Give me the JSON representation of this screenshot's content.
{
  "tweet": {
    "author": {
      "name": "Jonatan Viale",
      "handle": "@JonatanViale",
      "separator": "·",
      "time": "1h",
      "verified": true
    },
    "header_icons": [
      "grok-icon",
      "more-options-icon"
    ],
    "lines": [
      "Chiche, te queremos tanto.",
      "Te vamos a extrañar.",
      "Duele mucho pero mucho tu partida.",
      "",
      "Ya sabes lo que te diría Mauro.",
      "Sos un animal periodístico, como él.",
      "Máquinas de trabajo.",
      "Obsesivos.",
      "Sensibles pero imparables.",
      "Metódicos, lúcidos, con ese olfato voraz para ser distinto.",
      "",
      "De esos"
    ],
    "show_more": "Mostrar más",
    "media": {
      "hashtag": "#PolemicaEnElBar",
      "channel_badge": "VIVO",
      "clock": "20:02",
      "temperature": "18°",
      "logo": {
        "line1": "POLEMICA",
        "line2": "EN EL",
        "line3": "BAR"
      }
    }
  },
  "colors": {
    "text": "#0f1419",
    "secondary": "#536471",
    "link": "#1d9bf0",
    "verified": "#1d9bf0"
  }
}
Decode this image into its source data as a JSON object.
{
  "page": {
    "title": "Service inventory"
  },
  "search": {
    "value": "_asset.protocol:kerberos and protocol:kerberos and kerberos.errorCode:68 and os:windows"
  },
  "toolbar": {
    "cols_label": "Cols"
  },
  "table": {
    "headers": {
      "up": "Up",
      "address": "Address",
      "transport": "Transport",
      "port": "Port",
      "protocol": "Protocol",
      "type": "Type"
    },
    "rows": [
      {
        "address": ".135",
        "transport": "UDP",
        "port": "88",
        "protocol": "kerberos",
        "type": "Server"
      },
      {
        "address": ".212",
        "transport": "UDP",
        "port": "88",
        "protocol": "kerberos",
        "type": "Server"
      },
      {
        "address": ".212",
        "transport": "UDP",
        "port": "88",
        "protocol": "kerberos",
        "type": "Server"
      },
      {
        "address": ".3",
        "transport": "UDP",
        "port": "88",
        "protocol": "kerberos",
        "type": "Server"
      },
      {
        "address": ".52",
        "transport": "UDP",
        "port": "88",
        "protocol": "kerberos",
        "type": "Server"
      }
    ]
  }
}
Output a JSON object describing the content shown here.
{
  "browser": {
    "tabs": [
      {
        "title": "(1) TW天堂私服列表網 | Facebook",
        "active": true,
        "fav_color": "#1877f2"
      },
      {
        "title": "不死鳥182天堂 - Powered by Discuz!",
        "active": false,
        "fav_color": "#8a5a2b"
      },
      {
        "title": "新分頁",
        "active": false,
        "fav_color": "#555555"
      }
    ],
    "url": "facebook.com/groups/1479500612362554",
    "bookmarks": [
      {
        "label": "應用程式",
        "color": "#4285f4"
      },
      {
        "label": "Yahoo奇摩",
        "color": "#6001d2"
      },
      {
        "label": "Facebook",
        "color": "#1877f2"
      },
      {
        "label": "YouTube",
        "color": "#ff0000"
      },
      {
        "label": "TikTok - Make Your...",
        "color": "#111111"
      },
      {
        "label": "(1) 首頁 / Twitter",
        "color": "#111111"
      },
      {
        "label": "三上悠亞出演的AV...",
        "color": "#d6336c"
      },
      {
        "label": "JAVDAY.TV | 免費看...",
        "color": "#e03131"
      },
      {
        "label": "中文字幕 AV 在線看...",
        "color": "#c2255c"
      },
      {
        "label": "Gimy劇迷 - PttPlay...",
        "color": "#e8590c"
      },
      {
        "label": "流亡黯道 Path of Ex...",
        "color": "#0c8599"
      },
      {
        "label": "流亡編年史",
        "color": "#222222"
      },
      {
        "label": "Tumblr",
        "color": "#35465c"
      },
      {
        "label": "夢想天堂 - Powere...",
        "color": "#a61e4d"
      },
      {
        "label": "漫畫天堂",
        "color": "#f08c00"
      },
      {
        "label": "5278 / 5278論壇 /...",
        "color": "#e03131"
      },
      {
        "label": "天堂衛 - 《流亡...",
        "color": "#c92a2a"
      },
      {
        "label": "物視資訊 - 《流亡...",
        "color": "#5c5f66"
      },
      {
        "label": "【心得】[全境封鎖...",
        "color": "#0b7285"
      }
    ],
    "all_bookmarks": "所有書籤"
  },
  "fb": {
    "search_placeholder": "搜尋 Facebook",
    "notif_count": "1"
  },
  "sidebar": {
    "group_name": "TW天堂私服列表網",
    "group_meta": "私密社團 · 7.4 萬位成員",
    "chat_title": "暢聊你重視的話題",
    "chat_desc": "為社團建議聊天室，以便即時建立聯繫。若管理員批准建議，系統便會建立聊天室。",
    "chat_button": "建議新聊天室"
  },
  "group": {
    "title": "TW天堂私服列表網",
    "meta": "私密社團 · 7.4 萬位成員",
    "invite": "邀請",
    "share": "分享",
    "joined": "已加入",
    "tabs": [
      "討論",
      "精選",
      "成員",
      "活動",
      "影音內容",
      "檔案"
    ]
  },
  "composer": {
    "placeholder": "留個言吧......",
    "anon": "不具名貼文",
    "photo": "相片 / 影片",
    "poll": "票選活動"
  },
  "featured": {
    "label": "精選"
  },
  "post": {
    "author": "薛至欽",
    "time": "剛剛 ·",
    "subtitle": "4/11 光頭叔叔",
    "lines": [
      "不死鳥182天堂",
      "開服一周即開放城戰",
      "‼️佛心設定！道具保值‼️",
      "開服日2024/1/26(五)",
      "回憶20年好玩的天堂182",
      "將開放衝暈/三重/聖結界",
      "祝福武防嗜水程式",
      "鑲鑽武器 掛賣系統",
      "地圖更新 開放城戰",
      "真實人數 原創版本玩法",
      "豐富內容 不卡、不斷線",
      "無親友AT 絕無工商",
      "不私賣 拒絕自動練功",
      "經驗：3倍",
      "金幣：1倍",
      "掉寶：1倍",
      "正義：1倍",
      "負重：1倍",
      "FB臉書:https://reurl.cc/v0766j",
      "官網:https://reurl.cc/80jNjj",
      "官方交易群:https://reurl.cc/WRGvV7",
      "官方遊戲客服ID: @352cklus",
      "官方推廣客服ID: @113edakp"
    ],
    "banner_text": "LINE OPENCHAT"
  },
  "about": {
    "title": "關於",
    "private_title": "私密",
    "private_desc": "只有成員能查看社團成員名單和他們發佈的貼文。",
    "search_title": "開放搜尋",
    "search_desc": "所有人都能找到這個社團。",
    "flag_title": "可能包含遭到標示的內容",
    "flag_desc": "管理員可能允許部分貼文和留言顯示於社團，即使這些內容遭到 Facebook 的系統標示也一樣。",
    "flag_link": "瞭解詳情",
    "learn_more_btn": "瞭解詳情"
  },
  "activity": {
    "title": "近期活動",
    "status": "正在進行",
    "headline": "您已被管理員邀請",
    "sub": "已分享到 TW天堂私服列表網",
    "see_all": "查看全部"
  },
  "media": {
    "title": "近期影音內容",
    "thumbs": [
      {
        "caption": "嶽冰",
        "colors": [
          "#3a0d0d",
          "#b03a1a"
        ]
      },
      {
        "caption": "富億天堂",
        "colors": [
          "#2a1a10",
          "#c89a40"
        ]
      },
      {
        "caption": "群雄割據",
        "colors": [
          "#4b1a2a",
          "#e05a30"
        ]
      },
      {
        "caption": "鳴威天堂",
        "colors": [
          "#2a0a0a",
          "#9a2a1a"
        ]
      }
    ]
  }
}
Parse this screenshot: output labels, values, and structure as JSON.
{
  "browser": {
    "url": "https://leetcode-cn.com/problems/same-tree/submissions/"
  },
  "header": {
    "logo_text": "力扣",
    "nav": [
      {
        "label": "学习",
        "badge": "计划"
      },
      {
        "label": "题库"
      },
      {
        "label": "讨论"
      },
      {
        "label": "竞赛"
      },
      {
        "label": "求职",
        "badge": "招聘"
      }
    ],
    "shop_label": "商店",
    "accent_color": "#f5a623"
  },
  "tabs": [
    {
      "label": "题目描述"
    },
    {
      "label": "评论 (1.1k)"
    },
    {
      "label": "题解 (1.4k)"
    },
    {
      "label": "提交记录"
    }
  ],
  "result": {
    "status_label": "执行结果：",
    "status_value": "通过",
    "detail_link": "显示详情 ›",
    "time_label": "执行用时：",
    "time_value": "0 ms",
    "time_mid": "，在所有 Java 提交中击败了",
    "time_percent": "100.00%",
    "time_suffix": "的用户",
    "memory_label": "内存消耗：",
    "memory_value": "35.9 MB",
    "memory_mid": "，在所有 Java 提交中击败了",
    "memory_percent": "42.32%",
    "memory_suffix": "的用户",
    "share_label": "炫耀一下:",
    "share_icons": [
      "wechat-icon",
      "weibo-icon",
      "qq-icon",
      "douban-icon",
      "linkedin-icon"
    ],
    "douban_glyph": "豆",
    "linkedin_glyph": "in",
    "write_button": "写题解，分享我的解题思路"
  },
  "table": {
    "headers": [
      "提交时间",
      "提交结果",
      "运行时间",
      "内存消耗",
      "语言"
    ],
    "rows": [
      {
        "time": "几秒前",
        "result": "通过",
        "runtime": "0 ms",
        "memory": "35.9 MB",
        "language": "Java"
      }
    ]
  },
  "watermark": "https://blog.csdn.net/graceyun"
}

= = = =

- [AIM]: Only lines with the word "caption" should be collected from the material.

- [THE COMPLETED TASK]:
        "caption": "嶽冰",
        "caption": "富億天堂",
        "caption": "群雄割據",
        "caption": "鳴威天堂",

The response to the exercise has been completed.